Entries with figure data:
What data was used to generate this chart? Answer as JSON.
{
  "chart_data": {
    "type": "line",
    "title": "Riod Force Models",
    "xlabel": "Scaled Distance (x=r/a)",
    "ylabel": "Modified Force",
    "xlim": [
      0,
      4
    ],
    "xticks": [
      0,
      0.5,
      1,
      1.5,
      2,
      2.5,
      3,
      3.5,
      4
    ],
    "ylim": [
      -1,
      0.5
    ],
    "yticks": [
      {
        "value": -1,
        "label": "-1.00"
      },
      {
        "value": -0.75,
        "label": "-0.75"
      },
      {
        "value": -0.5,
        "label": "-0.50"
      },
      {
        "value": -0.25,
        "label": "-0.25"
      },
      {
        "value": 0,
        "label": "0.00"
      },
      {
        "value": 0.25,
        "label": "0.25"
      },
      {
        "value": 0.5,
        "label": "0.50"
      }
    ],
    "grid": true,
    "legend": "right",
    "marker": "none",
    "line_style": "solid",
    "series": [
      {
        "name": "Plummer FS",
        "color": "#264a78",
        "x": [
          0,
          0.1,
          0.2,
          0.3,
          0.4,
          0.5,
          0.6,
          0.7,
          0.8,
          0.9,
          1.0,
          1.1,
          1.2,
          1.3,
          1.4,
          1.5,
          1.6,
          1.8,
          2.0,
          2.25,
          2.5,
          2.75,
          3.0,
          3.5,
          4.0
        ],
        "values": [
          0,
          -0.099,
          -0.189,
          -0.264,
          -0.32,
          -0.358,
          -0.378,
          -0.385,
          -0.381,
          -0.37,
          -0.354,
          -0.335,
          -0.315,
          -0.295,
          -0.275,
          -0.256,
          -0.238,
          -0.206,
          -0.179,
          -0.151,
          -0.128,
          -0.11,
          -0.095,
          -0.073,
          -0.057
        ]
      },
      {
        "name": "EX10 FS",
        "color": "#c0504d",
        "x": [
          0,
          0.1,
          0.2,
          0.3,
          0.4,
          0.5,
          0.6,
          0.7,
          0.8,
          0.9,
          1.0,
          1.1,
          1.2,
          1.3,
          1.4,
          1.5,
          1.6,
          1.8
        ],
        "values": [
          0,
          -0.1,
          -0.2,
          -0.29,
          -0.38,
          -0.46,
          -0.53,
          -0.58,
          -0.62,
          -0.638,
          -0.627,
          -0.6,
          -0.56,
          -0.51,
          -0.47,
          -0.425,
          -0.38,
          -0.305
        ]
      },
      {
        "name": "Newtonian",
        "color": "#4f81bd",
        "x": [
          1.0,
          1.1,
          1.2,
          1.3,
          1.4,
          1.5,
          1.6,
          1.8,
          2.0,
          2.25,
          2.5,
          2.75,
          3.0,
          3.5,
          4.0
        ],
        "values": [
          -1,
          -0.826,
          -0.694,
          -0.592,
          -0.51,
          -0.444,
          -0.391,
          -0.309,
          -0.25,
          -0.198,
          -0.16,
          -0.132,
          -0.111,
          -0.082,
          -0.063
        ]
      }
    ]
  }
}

OBJECTIVE: Exactly reproduce the material above.

CORRECT RESULT:
What data was used to generate this chart? Answer as JSON.
{
  "chart_data": {
    "type": "line",
    "title": "Riod Force Models",
    "xlabel": "Scaled Distance (x=r/a)",
    "ylabel": "Modified Force",
    "xlim": [
      0,
      4
    ],
    "xticks": [
      0,
      0.5,
      1,
      1.5,
      2,
      2.5,
      3,
      3.5,
      4
    ],
    "ylim": [
      -1,
      0.5
    ],
    "yticks": [
      {
        "value": -1,
        "label": "-1.00"
      },
      {
        "value": -0.75,
        "label": "-0.75"
      },
      {
        "value": -0.5,
        "label": "-0.50"
      },
      {
        "value": -0.25,
        "label": "-0.25"
      },
      {
        "value": 0,
        "label": "0.00"
      },
      {
        "value": 0.25,
        "label": "0.25"
      },
      {
        "value": 0.5,
        "label": "0.50"
      }
    ],
    "grid": true,
    "legend": "right",
    "marker": "none",
    "line_style": "solid",
    "series": [
      {
        "name": "Plummer FS",
        "color": "#264a78",
        "x": [
          0,
          0.1,
          0.2,
          0.3,
          0.4,
          0.5,
          0.6,
          0.7,
          0.8,
          0.9,
          1.0,
          1.1,
          1.2,
          1.3,
          1.4,
          1.5,
          1.6,
          1.8,
          2.0,
          2.25,
          2.5,
          2.75,
          3.0,
          3.5,
          4.0
        ],
        "values": [
          0,
          -0.099,
          -0.189,
          -0.264,
          -0.32,
          -0.358,
          -0.378,
          -0.385,
          -0.381,
          -0.37,
          -0.354,
          -0.335,
          -0.315,
          -0.295,
          -0.275,
          -0.256,
          -0.238,
          -0.206,
          -0.179,
          -0.151,
          -0.128,
          -0.11,
          -0.095,
          -0.073,
          -0.057
        ]
      },
      {
        "name": "EX10 FS",
        "color": "#c0504d",
        "x": [
          0,
          0.1,
          0.2,
          0.3,
          0.4,
          0.5,
          0.6,
          0.7,
          0.8,
          0.9,
          1.0,
          1.1,
          1.2,
          1.3,
          1.4,
          1.5,
          1.6,
          1.8
        ],
        "values": [
          0,
          -0.1,
          -0.2,
          -0.29,
          -0.38,
          -0.46,
          -0.53,
          -0.58,
          -0.62,
          -0.638,
          -0.627,
          -0.6,
          -0.56,
          -0.51,
          -0.47,
          -0.425,
          -0.38,
          -0.305
        ]
      },
      {
        "name": "Newtonian",
        "color": "#4f81bd",
        "x": [
          1.0,
          1.1,
          1.2,
          1.3,
          1.4,
          1.5,
          1.6,
          1.8,
          2.0,
          2.25,
          2.5,
          2.75,
          3.0,
          3.5,
          4.0
        ],
        "values": [
          -1,
          -0.826,
          -0.694,
          -0.592,
          -0.51,
          -0.444,
          -0.391,
          -0.309,
          -0.25,
          -0.198,
          -0.16,
          -0.132,
          -0.111,
          -0.082,
          -0.063
        ]
      }
    ]
  }
}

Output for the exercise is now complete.